- [Dataset excerpts]:
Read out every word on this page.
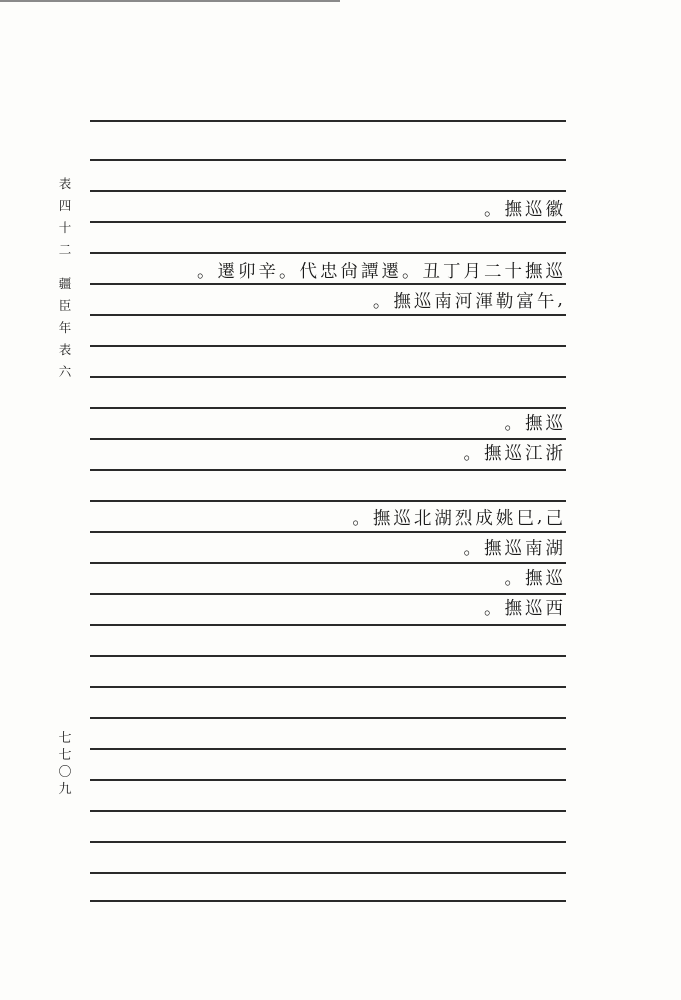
表
四
十
二
疆
臣
年
表
六
七
七
〇
九
徽
巡
撫
。
巡
撫
十
二
月
丁
丑
。
遷
譚
尙
忠
代
。
辛
卯
遷
。
,
午
富
勒
渾
河
南
巡
撫
。
巡
撫
。
浙
江
巡
撫
。
己
,
巳
姚
成
烈
湖
北
巡
撫
。
湖
南
巡
撫
。
巡
撫
。
西
巡
撫
。
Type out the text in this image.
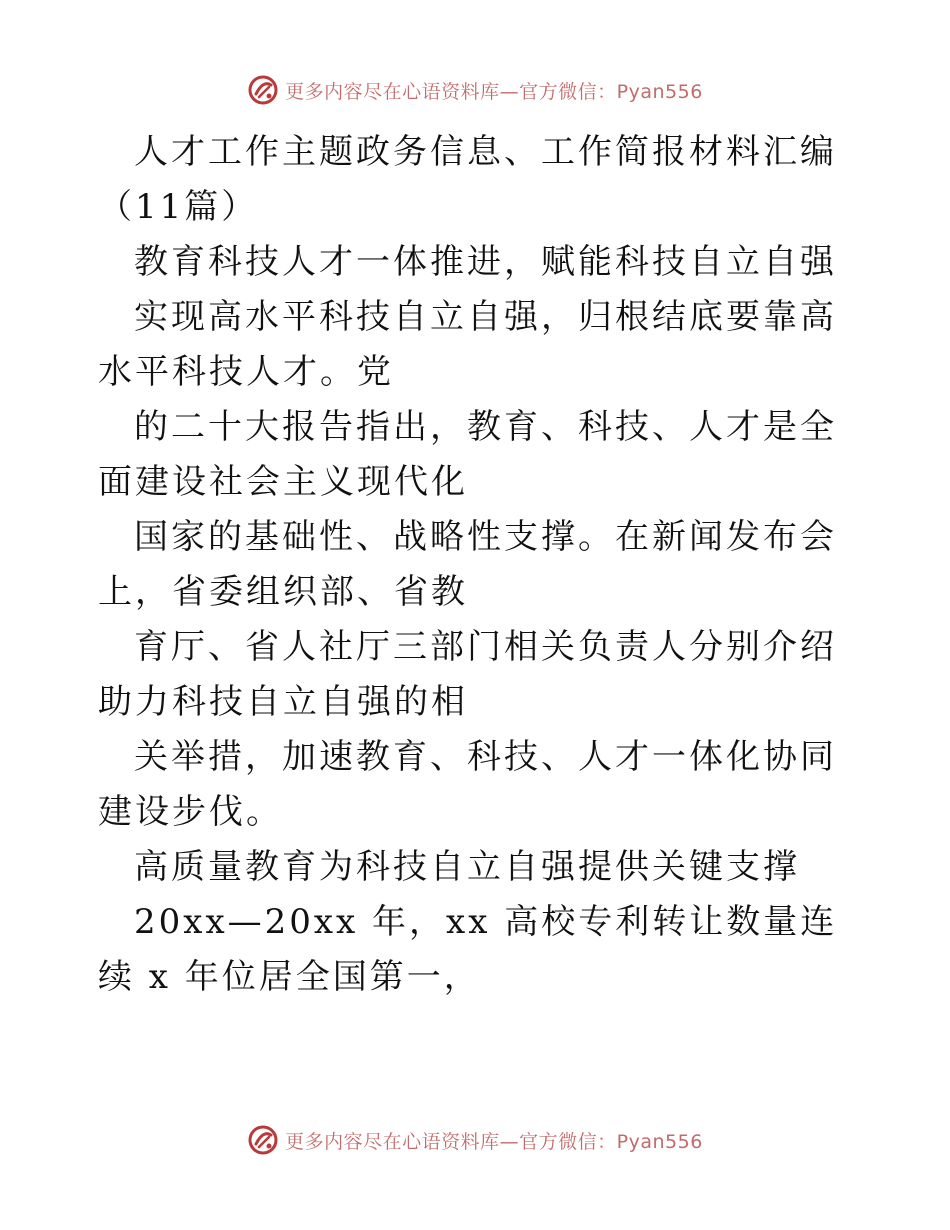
更多内容尽在心语资料库—官方微信：Pyan556

人才工作主题政务信息、工作简报材料汇编（11篇）

教育科技人才一体推进，赋能科技自立自强

实现高水平科技自立自强，归根结底要靠高水平科技人才。党

的二十大报告指出，教育、科技、人才是全面建设社会主义现代化

国家的基础性、战略性支撑。在新闻发布会上，省委组织部、省教

育厅、省人社厅三部门相关负责人分别介绍助力科技自立自强的相

关举措，加速教育、科技、人才一体化协同建设步伐。

高质量教育为科技自立自强提供关键支撑

20xx—20xx 年，xx 高校专利转让数量连续 x 年位居全国第一，

更多内容尽在心语资料库—官方微信：Pyan556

- [The problem]: Each line from the one bearing "Type out the text in this image." through the final line of the records is to be copied exactly, and no pictures are to be included.

- [Output of the task]:
Type out the text in this image.
更多内容尽在心语资料库—官方微信：Pyan556

人才工作主题政务信息、工作简报材料汇编（11篇）

教育科技人才一体推进，赋能科技自立自强

实现高水平科技自立自强，归根结底要靠高水平科技人才。党

的二十大报告指出，教育、科技、人才是全面建设社会主义现代化

国家的基础性、战略性支撑。在新闻发布会上，省委组织部、省教

育厅、省人社厅三部门相关负责人分别介绍助力科技自立自强的相

关举措，加速教育、科技、人才一体化协同建设步伐。

高质量教育为科技自立自强提供关键支撑

20xx—20xx 年，xx 高校专利转让数量连续 x 年位居全国第一，

更多内容尽在心语资料库—官方微信：Pyan556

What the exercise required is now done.